> **PROBLEM DESCRIPTION**: Locate every line below that contains the word "this" and copy it.

Start of MATERIAL SUPPLIED

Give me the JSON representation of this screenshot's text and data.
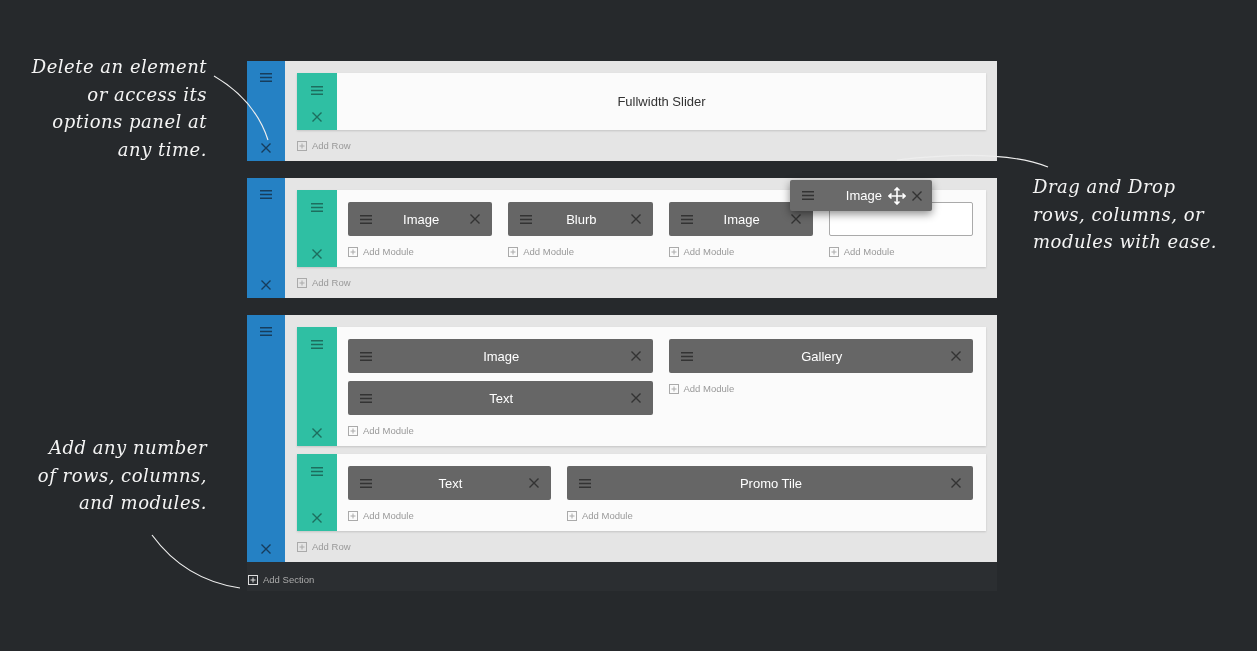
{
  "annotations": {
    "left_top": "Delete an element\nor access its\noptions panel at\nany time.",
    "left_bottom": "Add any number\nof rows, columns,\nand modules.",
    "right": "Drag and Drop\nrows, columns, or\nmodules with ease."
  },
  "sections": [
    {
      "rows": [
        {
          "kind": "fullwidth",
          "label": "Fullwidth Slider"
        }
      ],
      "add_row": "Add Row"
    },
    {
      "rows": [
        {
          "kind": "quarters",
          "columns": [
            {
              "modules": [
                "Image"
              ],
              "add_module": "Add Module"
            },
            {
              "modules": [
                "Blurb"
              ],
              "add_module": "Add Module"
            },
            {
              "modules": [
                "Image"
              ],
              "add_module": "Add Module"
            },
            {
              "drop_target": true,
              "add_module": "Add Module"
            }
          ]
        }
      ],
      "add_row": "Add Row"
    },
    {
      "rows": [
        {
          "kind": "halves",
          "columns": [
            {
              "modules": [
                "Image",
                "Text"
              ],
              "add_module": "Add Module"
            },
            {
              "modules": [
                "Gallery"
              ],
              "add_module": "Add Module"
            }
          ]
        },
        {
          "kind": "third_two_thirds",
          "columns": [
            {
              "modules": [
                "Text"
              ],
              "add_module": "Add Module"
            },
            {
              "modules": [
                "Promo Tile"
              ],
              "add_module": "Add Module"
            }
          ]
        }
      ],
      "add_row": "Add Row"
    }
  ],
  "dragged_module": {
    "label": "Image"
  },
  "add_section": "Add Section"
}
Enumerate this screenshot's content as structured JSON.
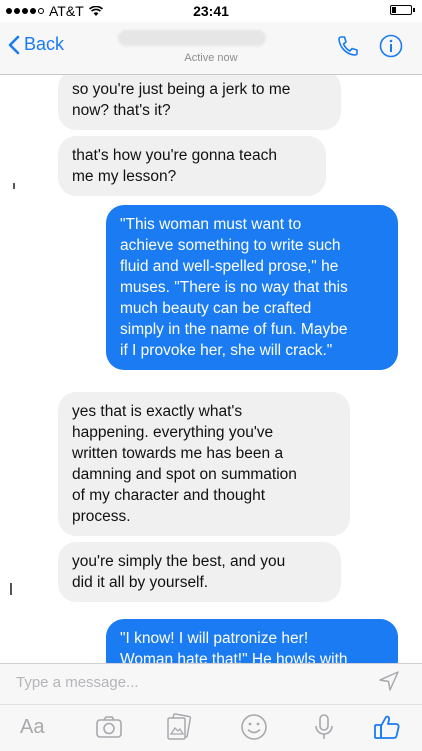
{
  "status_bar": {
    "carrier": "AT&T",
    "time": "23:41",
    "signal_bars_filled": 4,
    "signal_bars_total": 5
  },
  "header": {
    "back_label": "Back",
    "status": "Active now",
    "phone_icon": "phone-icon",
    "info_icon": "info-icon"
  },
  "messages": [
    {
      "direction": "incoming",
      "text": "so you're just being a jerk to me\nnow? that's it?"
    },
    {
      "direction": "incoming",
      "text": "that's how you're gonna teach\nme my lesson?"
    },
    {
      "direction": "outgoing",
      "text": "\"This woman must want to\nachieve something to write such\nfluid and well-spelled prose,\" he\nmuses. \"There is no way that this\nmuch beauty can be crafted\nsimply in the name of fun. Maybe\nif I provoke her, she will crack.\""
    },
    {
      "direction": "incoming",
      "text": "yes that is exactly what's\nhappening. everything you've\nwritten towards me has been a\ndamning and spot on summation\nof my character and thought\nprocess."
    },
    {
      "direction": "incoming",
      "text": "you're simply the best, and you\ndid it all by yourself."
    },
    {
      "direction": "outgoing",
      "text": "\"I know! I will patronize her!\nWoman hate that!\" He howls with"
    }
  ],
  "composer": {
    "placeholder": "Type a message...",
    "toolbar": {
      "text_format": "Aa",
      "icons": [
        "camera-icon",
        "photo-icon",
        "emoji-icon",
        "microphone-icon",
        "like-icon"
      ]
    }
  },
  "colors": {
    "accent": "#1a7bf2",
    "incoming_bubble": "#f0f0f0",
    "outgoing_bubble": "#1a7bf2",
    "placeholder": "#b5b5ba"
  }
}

End of MATERIAL SUPPLIED
Start of MATERIAL SUPPLIED

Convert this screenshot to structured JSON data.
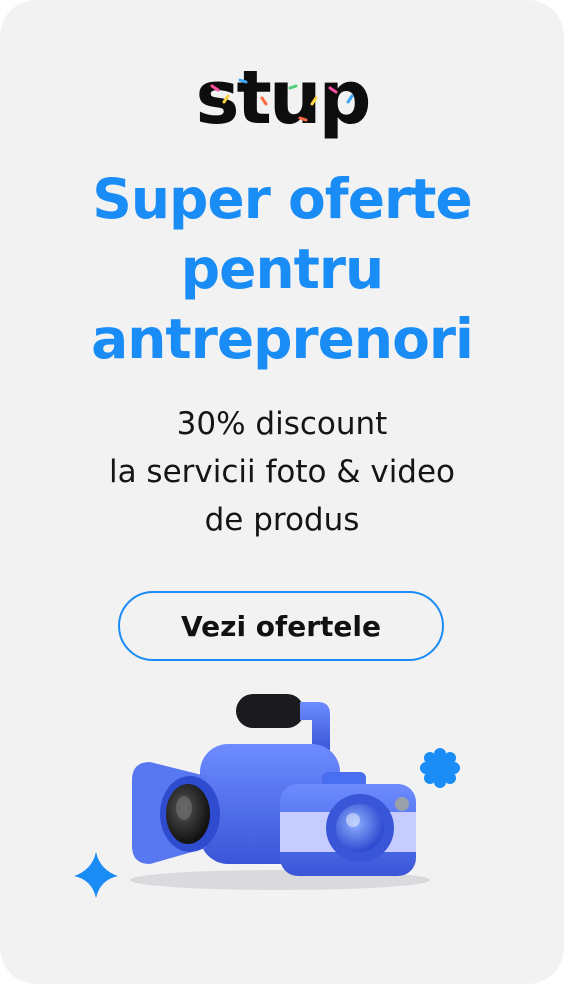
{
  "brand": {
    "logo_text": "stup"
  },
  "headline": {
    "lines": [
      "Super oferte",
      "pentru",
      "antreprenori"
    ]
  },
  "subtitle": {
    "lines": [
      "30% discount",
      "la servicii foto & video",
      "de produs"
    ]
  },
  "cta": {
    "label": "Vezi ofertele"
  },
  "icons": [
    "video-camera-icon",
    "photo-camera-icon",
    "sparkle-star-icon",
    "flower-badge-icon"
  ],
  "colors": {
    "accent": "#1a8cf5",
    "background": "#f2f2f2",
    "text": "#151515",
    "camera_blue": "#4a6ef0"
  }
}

End of MATERIAL SUPPLIED

> **EXPECTED ANSWER**:
Give me the JSON representation of this screenshot's text and data.
Enumerate this screenshot's content as structured JSON.
      "text": "\"This woman must want to\nachieve something to write such\nfluid and well-spelled prose,\" he\nmuses. \"There is no way that this\nmuch beauty can be crafted\nsimply in the name of fun. Maybe\nif I provoke her, she will crack.\""
Convert this screenshot to structured JSON data.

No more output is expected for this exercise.